EXTRACTED TEXT:
The latest food company to ride the IPO wave is Chobani. The company announced early Wednesday that it has filed for a confidential draft registration statement for a proposed IPO with the Securities and Exchange Commission, reported MarketWatch.
The New York-based company, best known for its Greek yogurt, has not yet determined how many shares it will offer in the IPO, or the expected price range offering.
ON THE HEELS OF OATLY IPO
The announcement follows plant-based milk company Oatly’s IPO, which prompted its stock to soar more than 30% out of the gate, according to another report from MarketWatch (May 21).
The company, previously only sold in niche coffee shops and grocery stores, is now valued at $13 billion following the surge on its first day of trading.
ANALYST’S OUTLOOK
On a recent Food Institute Podcast, we spoke with Bloomberg Intelligence senior analyst Jennifer Bartashus about how companies, such as Chobani, could go public this year, and whether consumer demand for plant-based products could propel them to record-breaking valuations.
“With Chobani it’s an interesting choice because it has a huge leading market share in yogurt and it dominates other brands like Yoplait, so there’s a certain stability and predictability to the company’s sales and profit that come with that,” she said. “And now that it’s expanding more into plant-based it offers a component of its portfolio that is growth oriented, so it’s sort of a nice blend.”
It’s an ideal time for Chobani to be accessing the capital markets, especially based on the success of Oatly, Beyond Meat and other growth-oriented consumer food products. The stock market is near all-time highs and strong brands like Chobani are able to reach strong valuations, noted Brian Choi, managing partner and CEO of The Food Institute.

EXERCISE PROMPT:
Answer these questions from the text on Chobani's IPO filing:
1. What kind of registration statement did Chobani file with the Securities and Exchange Commission?
2. By how much did Oatly's stock rise out of the gate after its IPO?
3. Which yogurt brand does Jennifer Bartashus say Chobani dominates?
The lines are not needed for anything here.

(Structured page parsing data)
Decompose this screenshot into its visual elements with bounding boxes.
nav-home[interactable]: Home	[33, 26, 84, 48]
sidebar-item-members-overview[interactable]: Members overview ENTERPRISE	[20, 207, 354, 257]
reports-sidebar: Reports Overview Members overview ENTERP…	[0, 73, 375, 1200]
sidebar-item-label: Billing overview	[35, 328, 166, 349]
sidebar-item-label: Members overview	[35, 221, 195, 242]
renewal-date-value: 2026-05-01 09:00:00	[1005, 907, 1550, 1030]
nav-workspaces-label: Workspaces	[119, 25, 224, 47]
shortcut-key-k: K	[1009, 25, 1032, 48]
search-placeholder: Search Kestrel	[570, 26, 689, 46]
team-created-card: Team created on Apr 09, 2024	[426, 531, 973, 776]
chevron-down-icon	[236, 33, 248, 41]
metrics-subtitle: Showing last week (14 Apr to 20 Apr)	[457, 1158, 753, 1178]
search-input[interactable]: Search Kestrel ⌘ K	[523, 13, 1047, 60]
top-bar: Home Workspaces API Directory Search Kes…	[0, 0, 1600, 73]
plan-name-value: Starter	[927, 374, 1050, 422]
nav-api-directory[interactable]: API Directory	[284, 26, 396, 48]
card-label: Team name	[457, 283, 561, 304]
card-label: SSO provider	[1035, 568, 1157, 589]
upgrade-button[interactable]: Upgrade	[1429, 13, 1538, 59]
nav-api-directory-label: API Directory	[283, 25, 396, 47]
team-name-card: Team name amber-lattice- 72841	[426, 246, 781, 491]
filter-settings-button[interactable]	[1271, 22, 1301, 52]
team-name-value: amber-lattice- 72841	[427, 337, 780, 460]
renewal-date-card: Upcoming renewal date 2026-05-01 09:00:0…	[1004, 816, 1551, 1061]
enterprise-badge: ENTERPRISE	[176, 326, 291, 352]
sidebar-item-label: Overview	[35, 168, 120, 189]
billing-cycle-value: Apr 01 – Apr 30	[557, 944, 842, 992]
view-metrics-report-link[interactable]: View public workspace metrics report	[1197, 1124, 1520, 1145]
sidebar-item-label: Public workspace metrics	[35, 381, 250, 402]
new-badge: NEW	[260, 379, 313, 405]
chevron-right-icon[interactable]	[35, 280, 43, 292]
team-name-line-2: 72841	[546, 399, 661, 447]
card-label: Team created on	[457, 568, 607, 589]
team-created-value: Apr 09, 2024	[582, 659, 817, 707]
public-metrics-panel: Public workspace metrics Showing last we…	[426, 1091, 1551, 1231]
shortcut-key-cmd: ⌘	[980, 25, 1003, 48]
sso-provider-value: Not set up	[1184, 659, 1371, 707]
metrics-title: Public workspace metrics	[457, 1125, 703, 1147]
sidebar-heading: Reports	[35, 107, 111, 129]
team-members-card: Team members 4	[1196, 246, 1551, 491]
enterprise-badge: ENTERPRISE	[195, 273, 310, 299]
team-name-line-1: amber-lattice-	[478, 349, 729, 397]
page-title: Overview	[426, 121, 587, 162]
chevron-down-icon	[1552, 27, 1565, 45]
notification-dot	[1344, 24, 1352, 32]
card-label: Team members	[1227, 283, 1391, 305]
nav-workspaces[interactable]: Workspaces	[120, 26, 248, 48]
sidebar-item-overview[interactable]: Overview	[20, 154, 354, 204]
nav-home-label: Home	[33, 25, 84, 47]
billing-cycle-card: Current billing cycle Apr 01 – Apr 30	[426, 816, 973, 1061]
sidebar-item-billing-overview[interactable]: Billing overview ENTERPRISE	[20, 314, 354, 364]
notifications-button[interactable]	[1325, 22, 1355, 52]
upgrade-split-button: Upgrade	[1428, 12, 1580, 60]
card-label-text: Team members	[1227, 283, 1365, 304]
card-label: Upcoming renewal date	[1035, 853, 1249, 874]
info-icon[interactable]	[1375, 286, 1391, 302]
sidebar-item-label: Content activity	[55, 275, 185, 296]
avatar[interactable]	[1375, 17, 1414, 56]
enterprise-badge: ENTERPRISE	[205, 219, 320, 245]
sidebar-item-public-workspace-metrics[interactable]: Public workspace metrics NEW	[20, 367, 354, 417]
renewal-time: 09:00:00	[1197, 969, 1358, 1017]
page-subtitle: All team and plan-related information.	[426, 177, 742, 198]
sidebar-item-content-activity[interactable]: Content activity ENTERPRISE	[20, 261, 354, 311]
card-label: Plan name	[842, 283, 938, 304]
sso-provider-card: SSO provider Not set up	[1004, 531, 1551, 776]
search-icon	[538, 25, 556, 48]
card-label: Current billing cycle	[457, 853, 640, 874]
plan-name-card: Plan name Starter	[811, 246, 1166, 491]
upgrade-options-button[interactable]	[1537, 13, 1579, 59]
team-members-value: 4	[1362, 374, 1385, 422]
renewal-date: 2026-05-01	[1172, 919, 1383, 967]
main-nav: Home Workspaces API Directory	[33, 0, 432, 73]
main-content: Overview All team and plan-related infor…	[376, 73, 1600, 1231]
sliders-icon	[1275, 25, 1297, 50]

EXERCISE RESULT:
1. A confidential draft registration statement.
2. More than 30%.
3. Yoplait.